# Problem details:
Can you return, word for word, the lines from the one containing "Text: Price paid" through the last line?

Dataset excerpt
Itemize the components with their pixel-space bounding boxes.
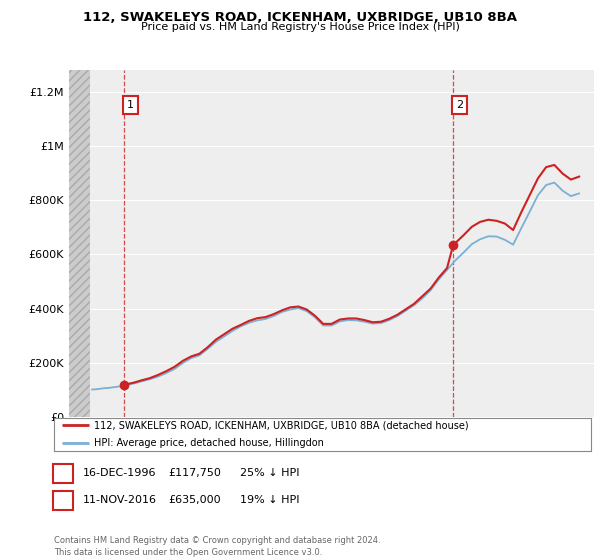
Text: Price paid vs. HM Land Registry's House Price Index (HPI): Price paid vs. HM Land Registry's House … xyxy=(140,22,460,32)
Text: 11-NOV-2016: 11-NOV-2016 xyxy=(83,494,157,505)
Text: 1: 1 xyxy=(127,100,134,110)
Text: 16-DEC-1996: 16-DEC-1996 xyxy=(83,468,156,478)
Text: HPI: Average price, detached house, Hillingdon: HPI: Average price, detached house, Hill… xyxy=(94,438,324,448)
Text: 2: 2 xyxy=(59,494,67,505)
Text: 19% ↓ HPI: 19% ↓ HPI xyxy=(240,494,299,505)
Bar xyxy=(69,70,91,417)
Text: 112, SWAKELEYS ROAD, ICKENHAM, UXBRIDGE, UB10 8BA: 112, SWAKELEYS ROAD, ICKENHAM, UXBRIDGE,… xyxy=(83,11,517,24)
Text: Contains HM Land Registry data © Crown copyright and database right 2024.
This d: Contains HM Land Registry data © Crown c… xyxy=(54,536,380,557)
Text: £635,000: £635,000 xyxy=(168,494,221,505)
Text: 25% ↓ HPI: 25% ↓ HPI xyxy=(240,468,299,478)
Text: 2: 2 xyxy=(455,100,463,110)
Text: 112, SWAKELEYS ROAD, ICKENHAM, UXBRIDGE, UB10 8BA (detached house): 112, SWAKELEYS ROAD, ICKENHAM, UXBRIDGE,… xyxy=(94,421,469,431)
Text: 1: 1 xyxy=(59,468,67,478)
Text: £117,750: £117,750 xyxy=(168,468,221,478)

# Completed exercise:
Text: Price paid vs. HM Land Registry's House Price Index (HPI): Price paid vs. HM Land Registry's House … xyxy=(140,22,460,32)
Text: 11-NOV-2016: 11-NOV-2016 xyxy=(83,494,157,505)
Text: 1: 1 xyxy=(127,100,134,110)
Text: 16-DEC-1996: 16-DEC-1996 xyxy=(83,468,156,478)
Text: HPI: Average price, detached house, Hillingdon: HPI: Average price, detached house, Hill… xyxy=(94,438,324,448)
Text: 2: 2 xyxy=(59,494,67,505)
Text: 19% ↓ HPI: 19% ↓ HPI xyxy=(240,494,299,505)
Bar xyxy=(69,70,91,417)
Text: 112, SWAKELEYS ROAD, ICKENHAM, UXBRIDGE, UB10 8BA: 112, SWAKELEYS ROAD, ICKENHAM, UXBRIDGE,… xyxy=(83,11,517,24)
Text: Contains HM Land Registry data © Crown copyright and database right 2024.
This d: Contains HM Land Registry data © Crown c… xyxy=(54,536,380,557)
Text: £635,000: £635,000 xyxy=(168,494,221,505)
Text: 25% ↓ HPI: 25% ↓ HPI xyxy=(240,468,299,478)
Text: 2: 2 xyxy=(455,100,463,110)
Text: 112, SWAKELEYS ROAD, ICKENHAM, UXBRIDGE, UB10 8BA (detached house): 112, SWAKELEYS ROAD, ICKENHAM, UXBRIDGE,… xyxy=(94,421,469,431)
Text: 1: 1 xyxy=(59,468,67,478)
Text: £117,750: £117,750 xyxy=(168,468,221,478)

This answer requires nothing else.